_MATERIAL FOR THE TASK:_
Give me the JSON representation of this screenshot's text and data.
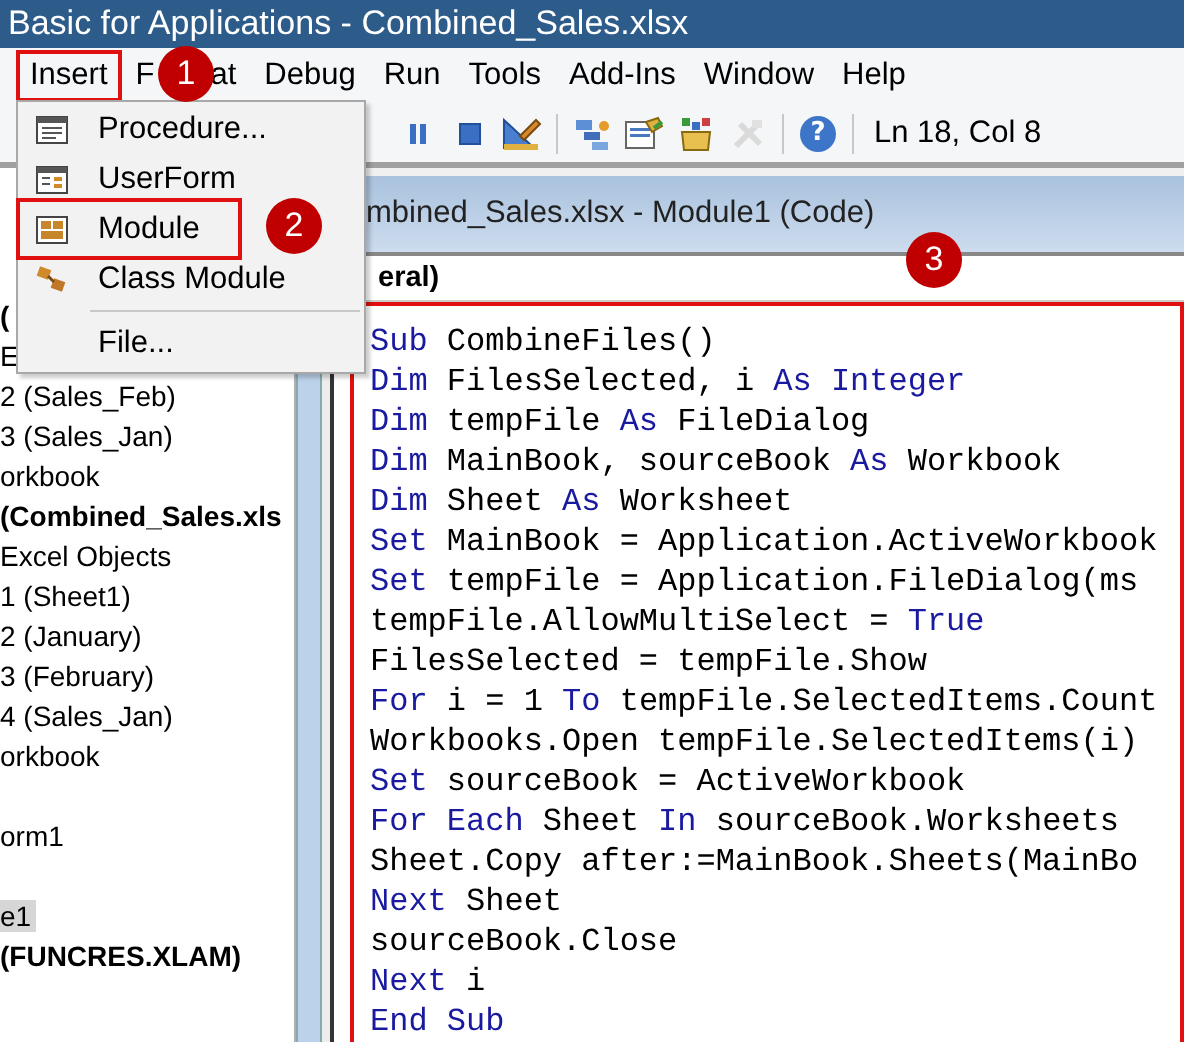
{
  "window": {
    "title": "Basic for Applications - Combined_Sales.xlsx"
  },
  "menu_bar": [
    {
      "label": "Insert",
      "annotated": true
    },
    {
      "label": "F",
      "label_end": "at",
      "annotated": false
    },
    {
      "label": "Debug",
      "annotated": false
    },
    {
      "label": "Run",
      "annotated": false
    },
    {
      "label": "Tools",
      "annotated": false
    },
    {
      "label": "Add-Ins",
      "annotated": false
    },
    {
      "label": "Window",
      "annotated": false
    },
    {
      "label": "Help",
      "annotated": false
    }
  ],
  "insert_menu": [
    {
      "kind": "procedure",
      "label": "Procedure...",
      "annotated": false
    },
    {
      "kind": "userform",
      "label": "UserForm",
      "annotated": false
    },
    {
      "kind": "module",
      "label": "Module",
      "annotated": true
    },
    {
      "kind": "class-module",
      "label": "Class Module",
      "annotated": false
    },
    {
      "kind": "separator"
    },
    {
      "kind": "file",
      "label": "File...",
      "annotated": false
    }
  ],
  "toolbar": {
    "buttons": [
      {
        "kind": "pause",
        "disabled": false
      },
      {
        "kind": "stop",
        "disabled": false
      },
      {
        "kind": "design-mode",
        "disabled": false
      },
      {
        "kind": "separator"
      },
      {
        "kind": "project-explorer",
        "disabled": false
      },
      {
        "kind": "properties",
        "disabled": false
      },
      {
        "kind": "object-browser",
        "disabled": false
      },
      {
        "kind": "toolbox",
        "disabled": true
      },
      {
        "kind": "separator"
      },
      {
        "kind": "help",
        "glyph": "?",
        "disabled": false
      },
      {
        "kind": "separator"
      }
    ],
    "position": "Ln 18, Col 8"
  },
  "project_explorer": [
    {
      "kind": "project",
      "label": "(",
      "selected": false
    },
    {
      "kind": "folder",
      "label": "E",
      "selected": false
    },
    {
      "kind": "item",
      "label": "2 (Sales_Feb)",
      "selected": false
    },
    {
      "kind": "item",
      "label": "3 (Sales_Jan)",
      "selected": false
    },
    {
      "kind": "item",
      "label": "orkbook",
      "selected": false
    },
    {
      "kind": "project",
      "label": "(Combined_Sales.xls",
      "selected": false
    },
    {
      "kind": "folder",
      "label": "Excel Objects",
      "selected": false
    },
    {
      "kind": "item",
      "label": "1 (Sheet1)",
      "selected": false
    },
    {
      "kind": "item",
      "label": "2 (January)",
      "selected": false
    },
    {
      "kind": "item",
      "label": "3 (February)",
      "selected": false
    },
    {
      "kind": "item",
      "label": "4 (Sales_Jan)",
      "selected": false
    },
    {
      "kind": "item",
      "label": "orkbook",
      "selected": false
    },
    {
      "kind": "folder",
      "selected": false
    },
    {
      "kind": "item",
      "label": "orm1",
      "selected": false
    },
    {
      "kind": "folder",
      "selected": false
    },
    {
      "kind": "item",
      "label": "e1",
      "selected": true
    },
    {
      "kind": "project",
      "label": "(FUNCRES.XLAM)",
      "selected": false
    }
  ],
  "code_window": {
    "title": "mbined_Sales.xlsx - Module1 (Code)",
    "object_box": "eral)",
    "annotated": true,
    "lines": [
      [
        {
          "kind": "keyword",
          "text": "Sub"
        },
        {
          "kind": "plain",
          "text": " CombineFiles()"
        }
      ],
      [
        {
          "kind": "keyword",
          "text": "Dim"
        },
        {
          "kind": "plain",
          "text": " FilesSelected, i "
        },
        {
          "kind": "keyword",
          "text": "As Integer"
        }
      ],
      [
        {
          "kind": "keyword",
          "text": "Dim"
        },
        {
          "kind": "plain",
          "text": " tempFile "
        },
        {
          "kind": "keyword",
          "text": "As"
        },
        {
          "kind": "plain",
          "text": " FileDialog"
        }
      ],
      [
        {
          "kind": "keyword",
          "text": "Dim"
        },
        {
          "kind": "plain",
          "text": " MainBook, sourceBook "
        },
        {
          "kind": "keyword",
          "text": "As"
        },
        {
          "kind": "plain",
          "text": " Workbook"
        }
      ],
      [
        {
          "kind": "keyword",
          "text": "Dim"
        },
        {
          "kind": "plain",
          "text": " Sheet "
        },
        {
          "kind": "keyword",
          "text": "As"
        },
        {
          "kind": "plain",
          "text": " Worksheet"
        }
      ],
      [
        {
          "kind": "keyword",
          "text": "Set"
        },
        {
          "kind": "plain",
          "text": " MainBook = Application.ActiveWorkbook"
        }
      ],
      [
        {
          "kind": "keyword",
          "text": "Set"
        },
        {
          "kind": "plain",
          "text": " tempFile = Application.FileDialog(ms"
        }
      ],
      [
        {
          "kind": "plain",
          "text": "tempFile.AllowMultiSelect = "
        },
        {
          "kind": "keyword",
          "text": "True"
        }
      ],
      [
        {
          "kind": "plain",
          "text": "FilesSelected = tempFile.Show"
        }
      ],
      [
        {
          "kind": "keyword",
          "text": "For"
        },
        {
          "kind": "plain",
          "text": " i = 1 "
        },
        {
          "kind": "keyword",
          "text": "To"
        },
        {
          "kind": "plain",
          "text": " tempFile.SelectedItems.Count"
        }
      ],
      [
        {
          "kind": "plain",
          "text": "Workbooks.Open tempFile.SelectedItems(i)"
        }
      ],
      [
        {
          "kind": "keyword",
          "text": "Set"
        },
        {
          "kind": "plain",
          "text": " sourceBook = ActiveWorkbook"
        }
      ],
      [
        {
          "kind": "keyword",
          "text": "For Each"
        },
        {
          "kind": "plain",
          "text": " Sheet "
        },
        {
          "kind": "keyword",
          "text": "In"
        },
        {
          "kind": "plain",
          "text": " sourceBook.Worksheets"
        }
      ],
      [
        {
          "kind": "plain",
          "text": "Sheet.Copy after:=MainBook.Sheets(MainBo"
        }
      ],
      [
        {
          "kind": "keyword",
          "text": "Next"
        },
        {
          "kind": "plain",
          "text": " Sheet"
        }
      ],
      [
        {
          "kind": "plain",
          "text": "sourceBook.Close"
        }
      ],
      [
        {
          "kind": "keyword",
          "text": "Next"
        },
        {
          "kind": "plain",
          "text": " i"
        }
      ],
      [
        {
          "kind": "keyword",
          "text": "End Sub"
        }
      ]
    ]
  },
  "annotations": [
    {
      "number": "1"
    },
    {
      "number": "2"
    },
    {
      "number": "3"
    }
  ]
}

_REQUIREMENTS:_
Which lines hold the word "tempFile"? Copy all of them.

_ANSWER TO THE TASK:_
          "text": " tempFile "
          "text": " tempFile = Application.FileDialog(ms"
          "text": "tempFile.AllowMultiSelect = "
          "text": "FilesSelected = tempFile.Show"
          "text": " tempFile.SelectedItems.Count"
          "text": "Workbooks.Open tempFile.SelectedItems(i)"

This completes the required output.